In the records below, find each line that contains the string "response" and report that line in full.

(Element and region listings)

==*==

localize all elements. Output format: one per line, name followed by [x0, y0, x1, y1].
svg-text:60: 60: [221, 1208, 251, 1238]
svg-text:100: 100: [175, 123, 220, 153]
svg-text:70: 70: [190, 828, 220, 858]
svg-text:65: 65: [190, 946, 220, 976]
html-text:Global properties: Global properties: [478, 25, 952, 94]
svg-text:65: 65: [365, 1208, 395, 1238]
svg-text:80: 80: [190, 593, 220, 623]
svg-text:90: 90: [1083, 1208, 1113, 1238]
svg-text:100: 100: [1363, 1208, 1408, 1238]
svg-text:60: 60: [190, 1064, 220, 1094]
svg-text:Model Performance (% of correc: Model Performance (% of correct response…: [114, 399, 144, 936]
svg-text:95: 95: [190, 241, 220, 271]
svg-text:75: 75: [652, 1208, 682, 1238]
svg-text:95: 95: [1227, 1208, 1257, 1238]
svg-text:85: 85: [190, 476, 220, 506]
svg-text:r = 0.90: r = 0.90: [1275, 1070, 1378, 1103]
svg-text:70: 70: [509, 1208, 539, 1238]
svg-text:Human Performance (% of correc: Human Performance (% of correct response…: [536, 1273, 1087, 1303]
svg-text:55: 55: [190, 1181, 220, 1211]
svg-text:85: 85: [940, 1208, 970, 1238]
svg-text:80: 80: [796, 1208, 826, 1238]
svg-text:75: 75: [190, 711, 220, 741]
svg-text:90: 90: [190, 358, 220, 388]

==*==

## Solution to the exercise
svg-text:Model Performance (% of correc: Model Performance (% of correct response…: [114, 399, 144, 936]
svg-text:Human Performance (% of correc: Human Performance (% of correct response…: [536, 1273, 1087, 1303]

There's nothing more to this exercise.